Without including any images, repeat the data exactly.
::: The records
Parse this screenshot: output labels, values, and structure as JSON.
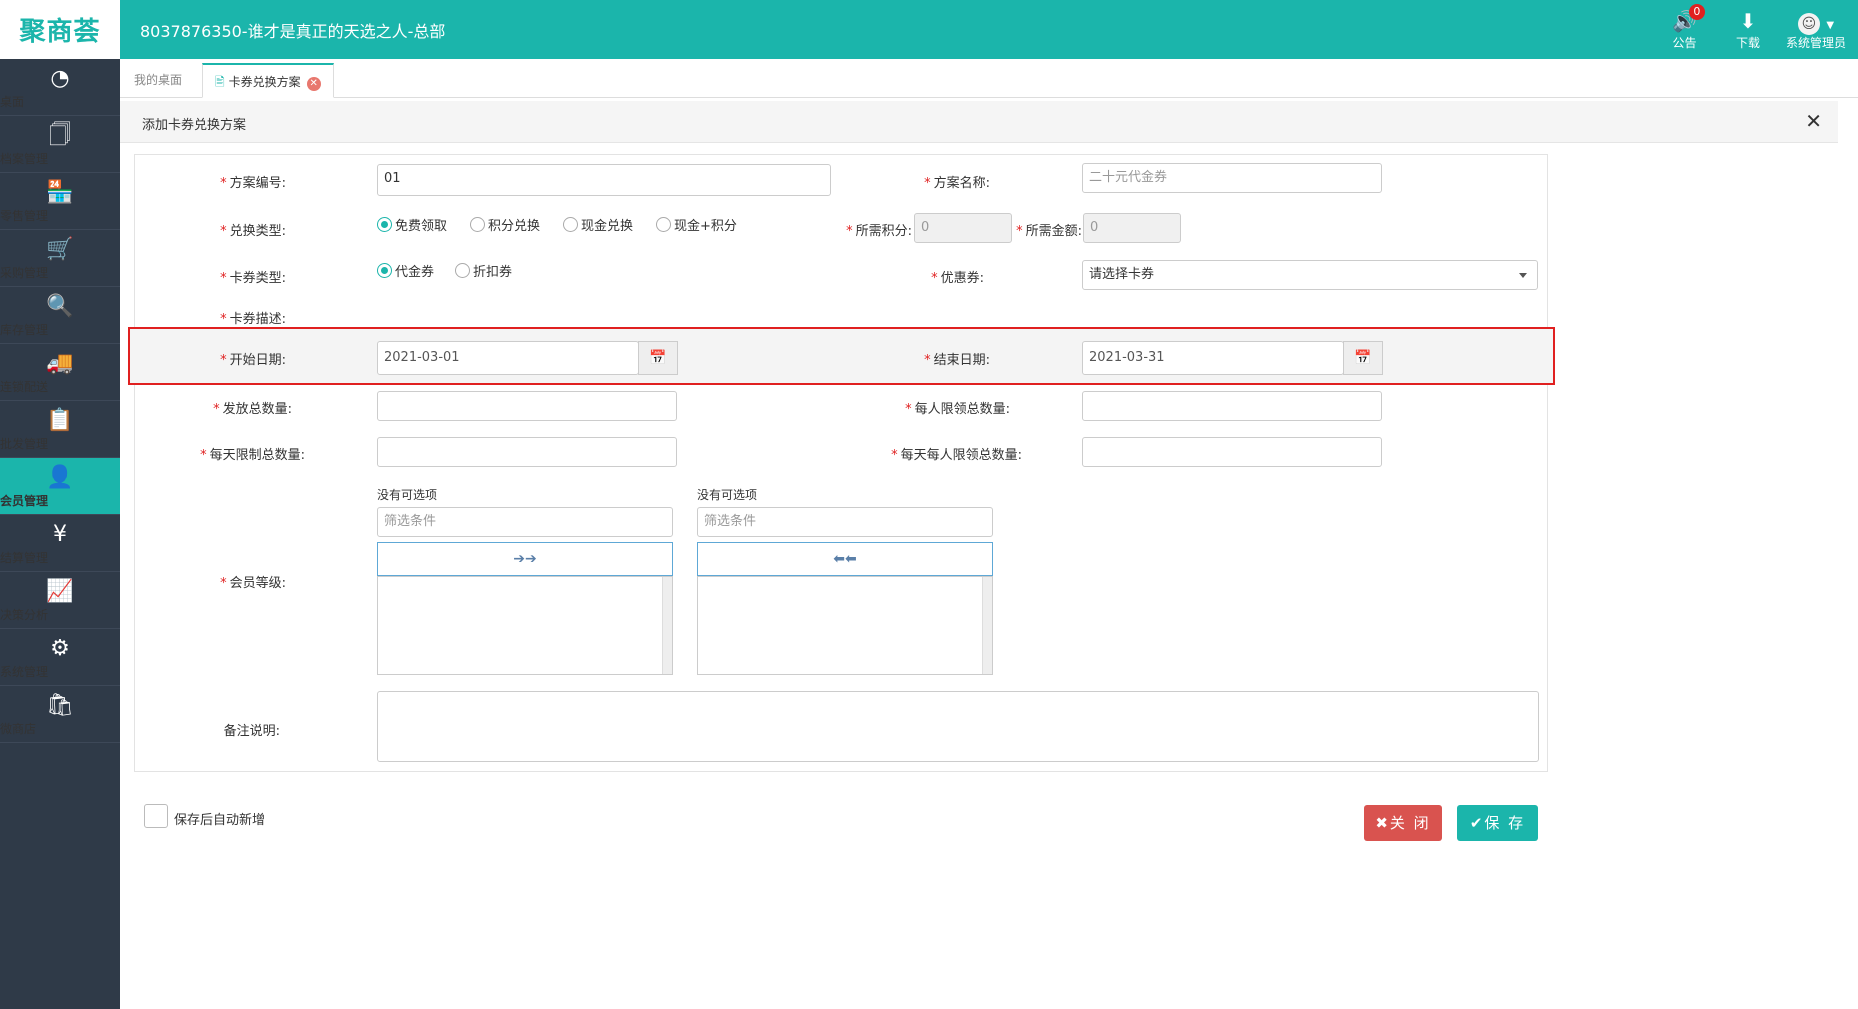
{
  "app": {
    "logo": "聚商荟",
    "title": "8037876350-谁才是真正的天选之人-总部"
  },
  "top_actions": {
    "notice": {
      "label": "公告",
      "badge": "0",
      "icon": "megaphone-icon"
    },
    "download": {
      "label": "下载",
      "icon": "download-icon"
    },
    "user": {
      "label": "系统管理员",
      "icon": "user-avatar-icon"
    }
  },
  "sidebar": {
    "items": [
      {
        "label": "桌面",
        "icon": "dashboard-icon"
      },
      {
        "label": "档案管理",
        "icon": "archive-icon"
      },
      {
        "label": "零售管理",
        "icon": "store-icon"
      },
      {
        "label": "采购管理",
        "icon": "cart-icon"
      },
      {
        "label": "库存管理",
        "icon": "inventory-icon"
      },
      {
        "label": "连锁配送",
        "icon": "truck-icon"
      },
      {
        "label": "批发管理",
        "icon": "wholesale-icon"
      },
      {
        "label": "会员管理",
        "icon": "member-icon",
        "active": true
      },
      {
        "label": "结算管理",
        "icon": "yen-icon"
      },
      {
        "label": "决策分析",
        "icon": "chart-icon"
      },
      {
        "label": "系统管理",
        "icon": "gear-icon"
      },
      {
        "label": "微商店",
        "icon": "bag-icon"
      }
    ]
  },
  "tabs": [
    {
      "label": "我的桌面"
    },
    {
      "label": "卡券兑换方案",
      "active": true
    }
  ],
  "panel": {
    "title": "添加卡券兑换方案"
  },
  "form": {
    "plan_no": {
      "label": "方案编号:",
      "value": "01"
    },
    "plan_name": {
      "label": "方案名称:",
      "placeholder": "二十元代金券"
    },
    "exchange_type": {
      "label": "兑换类型:",
      "options": [
        "免费领取",
        "积分兑换",
        "现金兑换",
        "现金+积分"
      ],
      "selected": "免费领取"
    },
    "points_needed": {
      "label": "所需积分:",
      "value": "0"
    },
    "amount_needed": {
      "label": "所需金额:",
      "value": "0"
    },
    "card_type": {
      "label": "卡券类型:",
      "options": [
        "代金券",
        "折扣券"
      ],
      "selected": "代金券"
    },
    "coupon": {
      "label": "优惠券:",
      "value": "请选择卡券"
    },
    "card_desc": {
      "label": "卡券描述:"
    },
    "start_date": {
      "label": "开始日期:",
      "value": "2021-03-01"
    },
    "end_date": {
      "label": "结束日期:",
      "value": "2021-03-31"
    },
    "total_issue": {
      "label": "发放总数量:",
      "value": ""
    },
    "per_person_limit": {
      "label": "每人限领总数量:",
      "value": ""
    },
    "daily_limit": {
      "label": "每天限制总数量:",
      "value": ""
    },
    "daily_per_person_limit": {
      "label": "每天每人限领总数量:",
      "value": ""
    },
    "member_level": {
      "label": "会员等级:",
      "left_caption": "没有可选项",
      "right_caption": "没有可选项",
      "filter_placeholder": "筛选条件",
      "move_right": "➔➔",
      "move_left": "⬅⬅"
    },
    "remark": {
      "label": "备注说明:",
      "value": ""
    }
  },
  "footer": {
    "auto_add_label": "保存后自动新增",
    "close_label": "✖关 闭",
    "save_label": "✔保 存"
  }
}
::::::
Written reply ▸
Parse this screenshot: output labels, values, and structure as JSON.
{
  "app": {
    "logo": "聚商荟",
    "title": "8037876350-谁才是真正的天选之人-总部"
  },
  "top_actions": {
    "notice": {
      "label": "公告",
      "badge": "0",
      "icon": "megaphone-icon"
    },
    "download": {
      "label": "下载",
      "icon": "download-icon"
    },
    "user": {
      "label": "系统管理员",
      "icon": "user-avatar-icon"
    }
  },
  "sidebar": {
    "items": [
      {
        "label": "桌面",
        "icon": "dashboard-icon"
      },
      {
        "label": "档案管理",
        "icon": "archive-icon"
      },
      {
        "label": "零售管理",
        "icon": "store-icon"
      },
      {
        "label": "采购管理",
        "icon": "cart-icon"
      },
      {
        "label": "库存管理",
        "icon": "inventory-icon"
      },
      {
        "label": "连锁配送",
        "icon": "truck-icon"
      },
      {
        "label": "批发管理",
        "icon": "wholesale-icon"
      },
      {
        "label": "会员管理",
        "icon": "member-icon",
        "active": true
      },
      {
        "label": "结算管理",
        "icon": "yen-icon"
      },
      {
        "label": "决策分析",
        "icon": "chart-icon"
      },
      {
        "label": "系统管理",
        "icon": "gear-icon"
      },
      {
        "label": "微商店",
        "icon": "bag-icon"
      }
    ]
  },
  "tabs": [
    {
      "label": "我的桌面"
    },
    {
      "label": "卡券兑换方案",
      "active": true
    }
  ],
  "panel": {
    "title": "添加卡券兑换方案"
  },
  "form": {
    "plan_no": {
      "label": "方案编号:",
      "value": "01"
    },
    "plan_name": {
      "label": "方案名称:",
      "placeholder": "二十元代金券"
    },
    "exchange_type": {
      "label": "兑换类型:",
      "options": [
        "免费领取",
        "积分兑换",
        "现金兑换",
        "现金+积分"
      ],
      "selected": "免费领取"
    },
    "points_needed": {
      "label": "所需积分:",
      "value": "0"
    },
    "amount_needed": {
      "label": "所需金额:",
      "value": "0"
    },
    "card_type": {
      "label": "卡券类型:",
      "options": [
        "代金券",
        "折扣券"
      ],
      "selected": "代金券"
    },
    "coupon": {
      "label": "优惠券:",
      "value": "请选择卡券"
    },
    "card_desc": {
      "label": "卡券描述:"
    },
    "start_date": {
      "label": "开始日期:",
      "value": "2021-03-01"
    },
    "end_date": {
      "label": "结束日期:",
      "value": "2021-03-31"
    },
    "total_issue": {
      "label": "发放总数量:",
      "value": ""
    },
    "per_person_limit": {
      "label": "每人限领总数量:",
      "value": ""
    },
    "daily_limit": {
      "label": "每天限制总数量:",
      "value": ""
    },
    "daily_per_person_limit": {
      "label": "每天每人限领总数量:",
      "value": ""
    },
    "member_level": {
      "label": "会员等级:",
      "left_caption": "没有可选项",
      "right_caption": "没有可选项",
      "filter_placeholder": "筛选条件",
      "move_right": "➔➔",
      "move_left": "⬅⬅"
    },
    "remark": {
      "label": "备注说明:",
      "value": ""
    }
  },
  "footer": {
    "auto_add_label": "保存后自动新增",
    "close_label": "✖关 闭",
    "save_label": "✔保 存"
  }
}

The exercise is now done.